-- Start of Material for the task --
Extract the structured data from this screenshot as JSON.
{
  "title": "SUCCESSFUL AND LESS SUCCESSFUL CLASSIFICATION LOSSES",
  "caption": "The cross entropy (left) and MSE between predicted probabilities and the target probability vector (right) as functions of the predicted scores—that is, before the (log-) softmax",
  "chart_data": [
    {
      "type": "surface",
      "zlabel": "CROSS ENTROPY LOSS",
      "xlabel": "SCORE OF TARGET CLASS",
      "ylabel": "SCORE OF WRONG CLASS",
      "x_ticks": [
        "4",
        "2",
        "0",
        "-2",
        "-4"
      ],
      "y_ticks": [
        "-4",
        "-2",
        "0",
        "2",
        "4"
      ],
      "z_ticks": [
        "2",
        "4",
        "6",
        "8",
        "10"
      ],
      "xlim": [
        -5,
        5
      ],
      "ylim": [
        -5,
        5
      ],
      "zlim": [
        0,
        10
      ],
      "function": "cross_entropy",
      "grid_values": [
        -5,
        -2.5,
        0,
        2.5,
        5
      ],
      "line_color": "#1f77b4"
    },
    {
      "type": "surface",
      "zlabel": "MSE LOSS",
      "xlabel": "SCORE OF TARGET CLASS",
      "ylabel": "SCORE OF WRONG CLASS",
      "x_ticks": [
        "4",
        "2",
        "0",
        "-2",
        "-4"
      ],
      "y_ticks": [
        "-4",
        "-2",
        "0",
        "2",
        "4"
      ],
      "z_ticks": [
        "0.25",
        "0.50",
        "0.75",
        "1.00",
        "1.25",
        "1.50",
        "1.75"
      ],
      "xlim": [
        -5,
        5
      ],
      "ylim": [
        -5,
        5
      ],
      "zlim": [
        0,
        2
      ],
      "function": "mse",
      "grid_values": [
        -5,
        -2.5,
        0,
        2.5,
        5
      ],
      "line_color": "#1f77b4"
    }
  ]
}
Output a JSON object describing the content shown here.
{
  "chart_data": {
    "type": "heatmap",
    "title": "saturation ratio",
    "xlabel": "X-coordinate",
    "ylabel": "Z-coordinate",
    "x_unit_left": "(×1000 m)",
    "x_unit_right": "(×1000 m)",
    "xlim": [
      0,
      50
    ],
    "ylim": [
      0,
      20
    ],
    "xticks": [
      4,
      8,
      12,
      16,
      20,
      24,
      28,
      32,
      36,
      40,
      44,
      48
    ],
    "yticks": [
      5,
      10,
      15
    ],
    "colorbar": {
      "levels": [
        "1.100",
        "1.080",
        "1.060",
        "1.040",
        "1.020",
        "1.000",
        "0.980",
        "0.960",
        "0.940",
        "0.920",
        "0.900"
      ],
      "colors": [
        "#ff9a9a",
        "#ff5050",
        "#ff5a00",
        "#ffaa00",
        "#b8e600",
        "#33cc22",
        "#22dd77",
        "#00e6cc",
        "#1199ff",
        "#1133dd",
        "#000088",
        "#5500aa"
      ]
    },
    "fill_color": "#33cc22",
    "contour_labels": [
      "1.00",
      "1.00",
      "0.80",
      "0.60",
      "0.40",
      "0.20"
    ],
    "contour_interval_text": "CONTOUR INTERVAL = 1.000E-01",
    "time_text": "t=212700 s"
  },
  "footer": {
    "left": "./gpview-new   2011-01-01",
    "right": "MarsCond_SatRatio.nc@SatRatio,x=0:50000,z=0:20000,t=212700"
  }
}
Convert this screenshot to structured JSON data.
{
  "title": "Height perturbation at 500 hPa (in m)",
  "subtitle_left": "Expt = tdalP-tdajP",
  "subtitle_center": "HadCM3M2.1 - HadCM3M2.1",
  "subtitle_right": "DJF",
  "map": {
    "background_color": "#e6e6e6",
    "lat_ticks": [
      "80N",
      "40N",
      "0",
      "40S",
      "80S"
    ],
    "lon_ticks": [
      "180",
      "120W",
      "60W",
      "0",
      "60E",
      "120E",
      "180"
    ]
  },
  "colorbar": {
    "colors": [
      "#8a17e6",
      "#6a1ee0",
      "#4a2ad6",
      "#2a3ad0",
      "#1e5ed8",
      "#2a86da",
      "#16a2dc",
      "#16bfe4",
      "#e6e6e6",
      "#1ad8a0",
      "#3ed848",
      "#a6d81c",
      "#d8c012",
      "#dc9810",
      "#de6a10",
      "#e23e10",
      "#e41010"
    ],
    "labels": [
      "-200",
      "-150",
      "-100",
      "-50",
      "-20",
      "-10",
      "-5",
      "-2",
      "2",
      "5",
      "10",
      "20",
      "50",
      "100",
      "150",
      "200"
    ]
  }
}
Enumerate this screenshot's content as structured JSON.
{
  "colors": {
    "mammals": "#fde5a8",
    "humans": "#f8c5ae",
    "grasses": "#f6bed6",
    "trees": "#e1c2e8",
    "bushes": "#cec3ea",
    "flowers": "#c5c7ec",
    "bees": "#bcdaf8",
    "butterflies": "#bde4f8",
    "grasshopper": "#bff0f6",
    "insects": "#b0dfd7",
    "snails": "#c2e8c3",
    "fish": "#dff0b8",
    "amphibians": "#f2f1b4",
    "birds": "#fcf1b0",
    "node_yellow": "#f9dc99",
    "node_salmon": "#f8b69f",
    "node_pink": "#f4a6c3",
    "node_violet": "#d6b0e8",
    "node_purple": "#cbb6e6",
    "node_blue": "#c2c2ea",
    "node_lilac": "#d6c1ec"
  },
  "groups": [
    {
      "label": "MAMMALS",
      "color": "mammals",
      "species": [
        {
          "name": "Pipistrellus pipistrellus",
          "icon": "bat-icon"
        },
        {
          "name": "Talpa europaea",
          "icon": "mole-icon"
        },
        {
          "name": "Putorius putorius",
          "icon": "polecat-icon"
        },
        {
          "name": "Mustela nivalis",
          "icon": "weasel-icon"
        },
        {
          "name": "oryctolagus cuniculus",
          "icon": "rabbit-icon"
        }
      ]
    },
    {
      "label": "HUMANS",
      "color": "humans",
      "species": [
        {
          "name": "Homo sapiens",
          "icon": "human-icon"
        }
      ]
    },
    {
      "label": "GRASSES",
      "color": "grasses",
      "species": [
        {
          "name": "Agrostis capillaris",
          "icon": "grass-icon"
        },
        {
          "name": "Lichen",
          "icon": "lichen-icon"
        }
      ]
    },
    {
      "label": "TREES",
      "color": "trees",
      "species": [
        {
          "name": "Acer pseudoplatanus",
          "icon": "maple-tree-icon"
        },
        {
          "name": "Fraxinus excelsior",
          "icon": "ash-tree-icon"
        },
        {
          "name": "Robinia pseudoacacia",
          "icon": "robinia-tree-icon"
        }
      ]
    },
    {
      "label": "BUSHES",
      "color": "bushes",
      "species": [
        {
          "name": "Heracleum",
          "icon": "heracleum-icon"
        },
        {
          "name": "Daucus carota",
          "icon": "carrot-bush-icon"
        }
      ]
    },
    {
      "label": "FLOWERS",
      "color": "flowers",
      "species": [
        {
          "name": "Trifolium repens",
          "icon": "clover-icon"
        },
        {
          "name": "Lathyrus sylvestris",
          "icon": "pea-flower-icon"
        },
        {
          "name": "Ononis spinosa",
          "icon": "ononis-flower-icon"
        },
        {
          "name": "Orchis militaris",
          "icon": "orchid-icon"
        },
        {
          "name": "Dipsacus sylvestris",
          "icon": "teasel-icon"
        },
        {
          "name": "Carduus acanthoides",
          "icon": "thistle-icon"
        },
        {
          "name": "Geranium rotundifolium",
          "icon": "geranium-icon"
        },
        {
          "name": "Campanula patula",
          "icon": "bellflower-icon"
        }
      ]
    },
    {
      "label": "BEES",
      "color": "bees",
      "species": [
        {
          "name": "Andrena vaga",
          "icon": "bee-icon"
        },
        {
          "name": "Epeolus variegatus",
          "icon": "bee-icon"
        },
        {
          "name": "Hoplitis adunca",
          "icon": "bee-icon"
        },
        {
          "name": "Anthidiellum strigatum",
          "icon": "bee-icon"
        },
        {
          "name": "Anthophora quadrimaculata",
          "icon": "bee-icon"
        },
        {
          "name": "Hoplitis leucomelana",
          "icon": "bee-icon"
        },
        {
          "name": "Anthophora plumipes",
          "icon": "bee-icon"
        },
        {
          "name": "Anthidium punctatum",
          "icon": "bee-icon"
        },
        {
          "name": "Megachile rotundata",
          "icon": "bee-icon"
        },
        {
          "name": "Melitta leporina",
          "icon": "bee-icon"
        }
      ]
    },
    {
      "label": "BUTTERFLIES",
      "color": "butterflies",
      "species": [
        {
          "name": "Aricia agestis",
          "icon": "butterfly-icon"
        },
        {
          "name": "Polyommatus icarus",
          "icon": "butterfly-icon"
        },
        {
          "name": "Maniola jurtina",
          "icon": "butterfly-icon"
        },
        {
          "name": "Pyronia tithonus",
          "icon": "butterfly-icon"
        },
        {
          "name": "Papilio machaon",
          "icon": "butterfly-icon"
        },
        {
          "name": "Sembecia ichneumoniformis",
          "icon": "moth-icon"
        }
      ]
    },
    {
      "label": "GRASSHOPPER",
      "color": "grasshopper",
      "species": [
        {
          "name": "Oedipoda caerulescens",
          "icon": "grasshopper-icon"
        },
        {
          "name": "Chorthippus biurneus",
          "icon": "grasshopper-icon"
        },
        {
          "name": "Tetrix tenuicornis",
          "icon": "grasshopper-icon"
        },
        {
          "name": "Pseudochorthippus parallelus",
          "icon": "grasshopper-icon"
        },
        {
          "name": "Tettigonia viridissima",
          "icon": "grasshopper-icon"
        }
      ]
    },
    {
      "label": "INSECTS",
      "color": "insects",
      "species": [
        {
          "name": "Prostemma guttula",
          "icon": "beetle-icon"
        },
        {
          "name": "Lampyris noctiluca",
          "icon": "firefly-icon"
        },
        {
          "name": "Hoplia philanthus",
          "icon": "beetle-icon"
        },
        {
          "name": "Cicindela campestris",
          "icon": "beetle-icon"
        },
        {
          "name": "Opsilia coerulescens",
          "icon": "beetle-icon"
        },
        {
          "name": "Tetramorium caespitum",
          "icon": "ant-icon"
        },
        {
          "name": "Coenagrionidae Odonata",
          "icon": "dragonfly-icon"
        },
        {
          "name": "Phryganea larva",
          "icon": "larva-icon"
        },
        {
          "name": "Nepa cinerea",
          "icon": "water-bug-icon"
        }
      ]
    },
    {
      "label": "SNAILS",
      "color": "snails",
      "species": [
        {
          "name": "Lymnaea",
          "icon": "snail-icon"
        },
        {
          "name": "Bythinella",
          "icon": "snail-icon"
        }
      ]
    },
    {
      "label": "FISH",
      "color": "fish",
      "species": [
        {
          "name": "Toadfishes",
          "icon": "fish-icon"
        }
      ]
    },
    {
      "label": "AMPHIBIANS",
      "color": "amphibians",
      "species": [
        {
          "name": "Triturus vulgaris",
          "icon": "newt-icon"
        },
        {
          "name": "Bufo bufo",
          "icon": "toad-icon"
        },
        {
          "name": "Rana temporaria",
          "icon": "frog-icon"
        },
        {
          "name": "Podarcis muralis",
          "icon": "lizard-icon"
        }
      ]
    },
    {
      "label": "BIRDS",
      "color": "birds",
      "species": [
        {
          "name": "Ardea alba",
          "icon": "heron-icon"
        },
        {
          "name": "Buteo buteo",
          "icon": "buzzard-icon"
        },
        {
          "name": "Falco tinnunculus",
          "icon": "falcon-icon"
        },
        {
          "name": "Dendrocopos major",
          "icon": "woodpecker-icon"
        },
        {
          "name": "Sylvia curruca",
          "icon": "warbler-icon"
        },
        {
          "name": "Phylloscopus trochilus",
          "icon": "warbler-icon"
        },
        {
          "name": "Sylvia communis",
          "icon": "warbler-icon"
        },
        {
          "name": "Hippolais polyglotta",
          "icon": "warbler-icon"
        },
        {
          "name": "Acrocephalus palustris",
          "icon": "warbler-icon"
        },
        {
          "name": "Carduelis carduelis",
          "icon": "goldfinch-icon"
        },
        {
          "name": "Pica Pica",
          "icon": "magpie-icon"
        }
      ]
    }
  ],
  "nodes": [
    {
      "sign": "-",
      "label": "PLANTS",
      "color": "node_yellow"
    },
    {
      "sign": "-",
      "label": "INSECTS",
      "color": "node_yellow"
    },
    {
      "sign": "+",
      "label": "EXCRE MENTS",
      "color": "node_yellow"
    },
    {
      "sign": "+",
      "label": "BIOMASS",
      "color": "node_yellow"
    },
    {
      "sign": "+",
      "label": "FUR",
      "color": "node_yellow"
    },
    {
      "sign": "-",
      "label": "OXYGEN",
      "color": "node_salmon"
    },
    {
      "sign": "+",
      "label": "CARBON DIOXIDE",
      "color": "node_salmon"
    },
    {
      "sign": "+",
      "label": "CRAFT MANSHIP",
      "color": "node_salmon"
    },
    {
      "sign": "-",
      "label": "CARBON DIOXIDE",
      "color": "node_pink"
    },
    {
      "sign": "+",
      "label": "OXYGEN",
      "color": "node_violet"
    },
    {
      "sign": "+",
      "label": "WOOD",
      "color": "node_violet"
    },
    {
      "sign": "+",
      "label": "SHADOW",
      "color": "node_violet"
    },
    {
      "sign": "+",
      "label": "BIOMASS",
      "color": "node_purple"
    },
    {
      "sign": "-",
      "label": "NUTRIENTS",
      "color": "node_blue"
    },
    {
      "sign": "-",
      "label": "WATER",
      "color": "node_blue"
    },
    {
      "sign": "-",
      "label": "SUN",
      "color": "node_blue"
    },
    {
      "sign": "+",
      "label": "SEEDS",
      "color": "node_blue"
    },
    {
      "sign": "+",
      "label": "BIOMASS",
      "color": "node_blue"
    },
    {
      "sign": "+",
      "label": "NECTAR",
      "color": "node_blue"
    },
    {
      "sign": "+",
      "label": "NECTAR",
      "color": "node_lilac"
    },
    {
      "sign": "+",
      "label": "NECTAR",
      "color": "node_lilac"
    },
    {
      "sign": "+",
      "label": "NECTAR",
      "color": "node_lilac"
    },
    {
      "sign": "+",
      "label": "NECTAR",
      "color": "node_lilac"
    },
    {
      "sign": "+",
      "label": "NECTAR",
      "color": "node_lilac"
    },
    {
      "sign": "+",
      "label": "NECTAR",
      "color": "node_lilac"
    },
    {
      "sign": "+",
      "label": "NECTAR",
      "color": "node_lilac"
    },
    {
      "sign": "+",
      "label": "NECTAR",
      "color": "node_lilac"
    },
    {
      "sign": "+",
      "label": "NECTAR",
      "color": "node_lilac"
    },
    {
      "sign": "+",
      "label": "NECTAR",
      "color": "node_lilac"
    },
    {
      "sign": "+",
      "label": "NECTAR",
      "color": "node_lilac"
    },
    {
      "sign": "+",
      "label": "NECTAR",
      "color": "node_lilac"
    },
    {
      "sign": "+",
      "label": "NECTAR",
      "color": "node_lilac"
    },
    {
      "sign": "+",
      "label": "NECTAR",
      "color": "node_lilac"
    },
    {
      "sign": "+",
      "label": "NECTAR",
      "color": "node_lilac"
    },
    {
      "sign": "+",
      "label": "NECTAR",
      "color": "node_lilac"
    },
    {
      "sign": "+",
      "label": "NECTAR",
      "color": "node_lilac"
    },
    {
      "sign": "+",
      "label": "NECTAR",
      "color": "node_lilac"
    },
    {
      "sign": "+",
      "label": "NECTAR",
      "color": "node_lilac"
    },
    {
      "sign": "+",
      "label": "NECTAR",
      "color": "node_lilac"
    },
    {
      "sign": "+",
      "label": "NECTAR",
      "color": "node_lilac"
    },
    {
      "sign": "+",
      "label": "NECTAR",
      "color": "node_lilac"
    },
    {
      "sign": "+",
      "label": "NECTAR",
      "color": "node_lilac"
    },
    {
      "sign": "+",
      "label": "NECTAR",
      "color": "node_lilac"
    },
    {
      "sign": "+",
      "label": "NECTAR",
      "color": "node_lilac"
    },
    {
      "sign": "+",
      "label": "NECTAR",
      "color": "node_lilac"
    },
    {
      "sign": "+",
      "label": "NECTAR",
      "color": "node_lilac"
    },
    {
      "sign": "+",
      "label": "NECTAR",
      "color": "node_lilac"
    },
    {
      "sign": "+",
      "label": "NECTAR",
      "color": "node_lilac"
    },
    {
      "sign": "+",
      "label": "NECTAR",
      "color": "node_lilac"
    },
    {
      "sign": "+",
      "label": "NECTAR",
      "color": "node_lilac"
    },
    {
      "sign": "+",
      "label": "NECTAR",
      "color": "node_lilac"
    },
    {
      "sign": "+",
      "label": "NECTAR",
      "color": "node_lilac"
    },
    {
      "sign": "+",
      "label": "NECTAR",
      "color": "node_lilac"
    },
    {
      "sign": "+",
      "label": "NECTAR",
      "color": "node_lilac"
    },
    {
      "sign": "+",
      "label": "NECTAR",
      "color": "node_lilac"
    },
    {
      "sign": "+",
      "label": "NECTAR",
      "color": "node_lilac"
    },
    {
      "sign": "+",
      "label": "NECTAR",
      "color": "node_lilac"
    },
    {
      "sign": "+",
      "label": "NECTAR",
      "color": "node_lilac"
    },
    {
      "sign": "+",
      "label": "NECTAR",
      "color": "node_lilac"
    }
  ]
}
-- End of Material for the task --
§ What you should do
Each line holding the word "zlabel" counts once; report the total and nothing else.

§ Solution to the exercise
2